### [Tekstfragment]
De broers Boven weken eerst uit daar Wolfheze en vervolgens Heelsum. In augustus 1944 zaten zij samen ondergedoken in een boerderij in Heelsum.[7] Chris Boven werd op 9 augustus 1944 als gevolg van verraad door Miep Oranje aangehouden op de Koerierscentrale in Utrecht. Vanwege de twee overvallen op gevangenissen was de Sicherheitsdienst in Arnhem er op gebrand Kees van Gelder en Evert Boven, wier namen ze kenden, te pakken. Chris Boven werd zwaar ondervraagd en noemde na een week de boerderij waar zijn broer ondergedoken zat, in de veronderstelling dat die intussen vertrokken was. Dat was niet het geval. Op de boerderij was een goede schuilplaats aanwezig, waar Boven zich samen met een onderduiker verborg. De Duitsers vonden hem in eerste instantie niet, maar buiten werd wel zijn fiets aangetroffen. Er werden daarom twee wachten achtergelaten. De afspraak was dat Boven pas uit de schuilplaats zou komen als de boerin had aangegeven dat het veilig was. De onderduiker kon de volgende ochtend echter niet langer wachten, verliet de schuilplaats en werd aangehouden. Boven viel als gevolg daarvan ook in handen van de Duitsers.[8]
Boven had de valse persoonsbewijzen van de oprichtster van de LO Helena Kuipers-Rietberg, en haar man Piet, op zak. Dat leidde de SD naar het echtpaar. Twee dagen later werden Piet en Helena Kuipers-Rietberg in buurdorp Bennekom gearresteerd.[9]
De Sicherheitsdienst liet Boven in Arnhem schijnbaar vrij over straat lopen, met een stok in zijn broekspijp wat snel wegrennen onmogelijk maakte. Een persoon gaf een blijk van herkenning en werd aangehouden, maar wist zich er tijdens de ondervraging uit te praten. Via Kamp Vught kwam Boven terecht in Kamp Husum-Schwesing, een buitenkamp van Neuengamme, waar hij op 4 november 1944 overleed. Zijn broer Chris overleefde de oorlog.

### [Vermeldingen bij oefening]

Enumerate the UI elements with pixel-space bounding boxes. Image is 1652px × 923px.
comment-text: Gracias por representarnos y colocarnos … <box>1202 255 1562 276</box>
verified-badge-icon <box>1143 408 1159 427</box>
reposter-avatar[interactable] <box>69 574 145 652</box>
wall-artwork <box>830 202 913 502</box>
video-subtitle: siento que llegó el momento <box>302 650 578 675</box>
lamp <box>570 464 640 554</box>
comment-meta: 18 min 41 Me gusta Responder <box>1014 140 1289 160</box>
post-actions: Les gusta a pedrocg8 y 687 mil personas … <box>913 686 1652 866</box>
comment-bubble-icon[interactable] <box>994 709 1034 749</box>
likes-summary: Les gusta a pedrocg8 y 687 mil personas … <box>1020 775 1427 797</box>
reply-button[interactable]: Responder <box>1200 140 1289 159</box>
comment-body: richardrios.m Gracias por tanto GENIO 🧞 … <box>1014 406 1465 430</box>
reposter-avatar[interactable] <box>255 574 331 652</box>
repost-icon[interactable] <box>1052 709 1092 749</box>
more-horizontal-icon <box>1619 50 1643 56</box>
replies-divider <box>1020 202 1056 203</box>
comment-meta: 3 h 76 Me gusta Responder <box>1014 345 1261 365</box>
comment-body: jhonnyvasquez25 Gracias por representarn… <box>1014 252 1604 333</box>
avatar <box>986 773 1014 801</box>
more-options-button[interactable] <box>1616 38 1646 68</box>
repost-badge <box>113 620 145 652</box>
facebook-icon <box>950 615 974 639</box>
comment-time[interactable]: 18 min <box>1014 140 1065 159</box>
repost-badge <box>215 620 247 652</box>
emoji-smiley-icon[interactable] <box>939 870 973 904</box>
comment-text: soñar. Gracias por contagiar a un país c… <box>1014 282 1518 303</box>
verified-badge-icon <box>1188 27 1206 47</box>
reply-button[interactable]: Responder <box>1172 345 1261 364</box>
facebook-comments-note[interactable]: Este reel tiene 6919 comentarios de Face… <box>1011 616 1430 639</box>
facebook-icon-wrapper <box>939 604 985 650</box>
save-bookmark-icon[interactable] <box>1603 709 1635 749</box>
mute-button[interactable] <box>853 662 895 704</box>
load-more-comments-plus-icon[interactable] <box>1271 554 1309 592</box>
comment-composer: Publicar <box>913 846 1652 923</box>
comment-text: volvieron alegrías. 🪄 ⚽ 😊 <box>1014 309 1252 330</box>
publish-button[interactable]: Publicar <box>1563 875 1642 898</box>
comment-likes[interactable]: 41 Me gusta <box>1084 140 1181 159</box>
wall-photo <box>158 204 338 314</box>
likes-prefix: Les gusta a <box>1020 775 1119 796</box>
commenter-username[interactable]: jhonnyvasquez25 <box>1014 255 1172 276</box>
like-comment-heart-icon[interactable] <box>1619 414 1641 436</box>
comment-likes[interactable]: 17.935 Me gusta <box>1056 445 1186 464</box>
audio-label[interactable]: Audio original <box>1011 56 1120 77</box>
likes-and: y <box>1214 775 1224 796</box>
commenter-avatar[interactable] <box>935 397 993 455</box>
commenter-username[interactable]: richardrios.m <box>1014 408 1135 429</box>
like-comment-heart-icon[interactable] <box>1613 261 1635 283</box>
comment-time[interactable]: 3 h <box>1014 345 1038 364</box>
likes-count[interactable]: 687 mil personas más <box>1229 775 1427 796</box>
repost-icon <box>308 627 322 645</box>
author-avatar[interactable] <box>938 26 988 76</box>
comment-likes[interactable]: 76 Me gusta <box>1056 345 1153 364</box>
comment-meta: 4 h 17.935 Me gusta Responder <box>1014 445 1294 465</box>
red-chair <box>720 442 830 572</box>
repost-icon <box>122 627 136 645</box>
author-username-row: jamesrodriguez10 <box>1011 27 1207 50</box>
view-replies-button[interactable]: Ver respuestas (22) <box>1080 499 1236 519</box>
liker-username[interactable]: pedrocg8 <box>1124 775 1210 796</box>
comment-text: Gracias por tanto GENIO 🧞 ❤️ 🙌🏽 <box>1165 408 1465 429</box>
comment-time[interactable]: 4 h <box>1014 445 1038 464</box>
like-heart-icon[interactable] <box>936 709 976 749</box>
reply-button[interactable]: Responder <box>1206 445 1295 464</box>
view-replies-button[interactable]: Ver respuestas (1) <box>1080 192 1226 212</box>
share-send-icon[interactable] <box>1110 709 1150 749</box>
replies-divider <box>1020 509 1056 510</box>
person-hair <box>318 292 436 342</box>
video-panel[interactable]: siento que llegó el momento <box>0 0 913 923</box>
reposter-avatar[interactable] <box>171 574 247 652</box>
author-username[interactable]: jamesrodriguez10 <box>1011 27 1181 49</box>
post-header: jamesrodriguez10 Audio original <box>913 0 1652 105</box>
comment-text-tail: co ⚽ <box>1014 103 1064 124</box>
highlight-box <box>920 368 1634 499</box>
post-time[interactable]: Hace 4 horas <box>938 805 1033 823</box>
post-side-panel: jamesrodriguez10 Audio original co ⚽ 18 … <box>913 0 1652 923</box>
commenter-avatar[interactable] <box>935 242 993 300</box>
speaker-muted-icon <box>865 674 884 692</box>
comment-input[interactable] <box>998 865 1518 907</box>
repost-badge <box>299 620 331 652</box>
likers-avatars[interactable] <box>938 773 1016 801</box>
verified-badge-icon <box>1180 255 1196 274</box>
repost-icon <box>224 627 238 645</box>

### [Korte opdracht 1]
Noem alle data die in het tekstfragment over de broers Boven voorkomen.
### [Korte opdracht 2]
Geef de vermeldingen alsjeblieft als JSON-lijst van strings, één string per regel, zonder lege regels. Begin bij de eerste regel van de vermeldingen en stop na de regel met "video-subtitle: siento que".

### [Geschreven antwoord 1]
augustus 1944, 9 augustus 1944, 4 november 1944

### [Geschreven antwoord 2]
[
  "Enumerate the UI elements with pixel-space bounding boxes. Image is 1652px × 923px.",
  "comment-text: Gracias por representarnos y colocarnos … <box>1202 255 1562 276</box>",
  "verified-badge-icon <box>1143 408 1159 427</box>",
  "reposter-avatar[interactable] <box>69 574 145 652</box>",
  "wall-artwork <box>830 202 913 502</box>",
  "video-subtitle: siento que llegó el momento <box>302 650 578 675</box>"
]